GIVEN TASK - Locate the word "工艺基本知识" in the material, then show every line that holds it.

Dataset items:
□ □ □

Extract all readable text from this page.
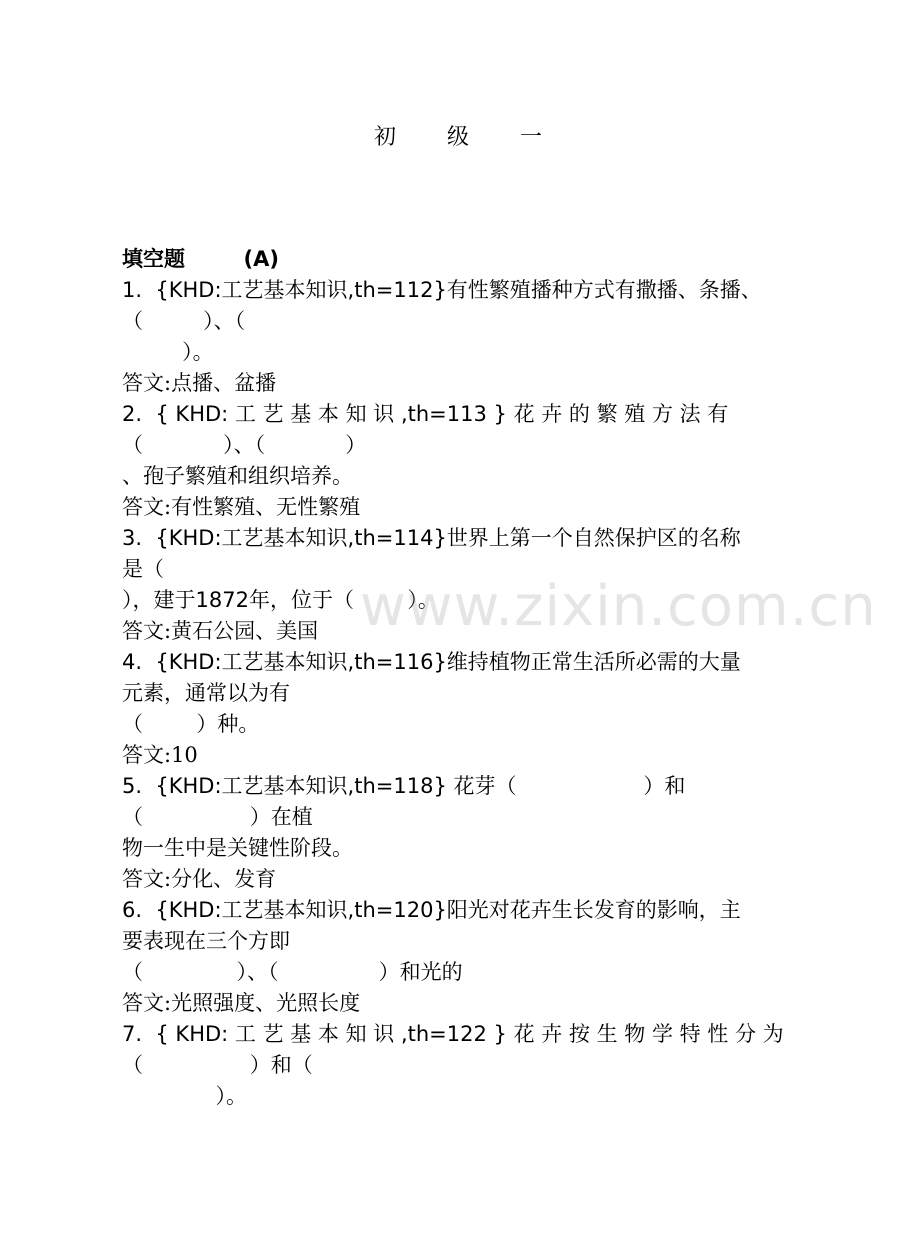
初 级 一
填空题        (A)
1.  {KHD:工艺基本知识,th=112}有性繁殖播种方式有撒播、条播、
（         ）、（
）。
答文:点播、盆播
2.  { KHD: 工 艺 基 本 知 识 ,th=113 } 花 卉 的 繁 殖 方 法 有
（            ）、（            ）
、孢子繁殖和组织培养。
答文:有性繁殖、无性繁殖
3.  {KHD:工艺基本知识,th=114}世界上第一个自然保护区的名称
是（
），建于1872年，位于（        ）。
答文:黄石公园、美国
4.  {KHD:工艺基本知识,th=116}维持植物正常生活所必需的大量
元素，通常以为有
（        ）种。
答文:10
5.  {KHD:工艺基本知识,th=118} 花芽（                   ）和
（                ）在植
物一生中是关键性阶段。
答文:分化、发育
6.  {KHD:工艺基本知识,th=120}阳光对花卉生长发育的影响，主
要表现在三个方即
（              ）、（               ）和光的
答文:光照强度、光照长度
7.  { KHD: 工 艺 基 本 知 识 ,th=122 } 花 卉 按 生 物 学 特 性 分 为
（                ）和（
）。
www.zixin.com.cn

□ □ □

PROBLEM SOLUTION -
1.  {KHD:工艺基本知识,th=112}有性繁殖播种方式有撒播、条播、
3.  {KHD:工艺基本知识,th=114}世界上第一个自然保护区的名称
4.  {KHD:工艺基本知识,th=116}维持植物正常生活所必需的大量
5.  {KHD:工艺基本知识,th=118} 花芽（                   ）和
6.  {KHD:工艺基本知识,th=120}阳光对花卉生长发育的影响，主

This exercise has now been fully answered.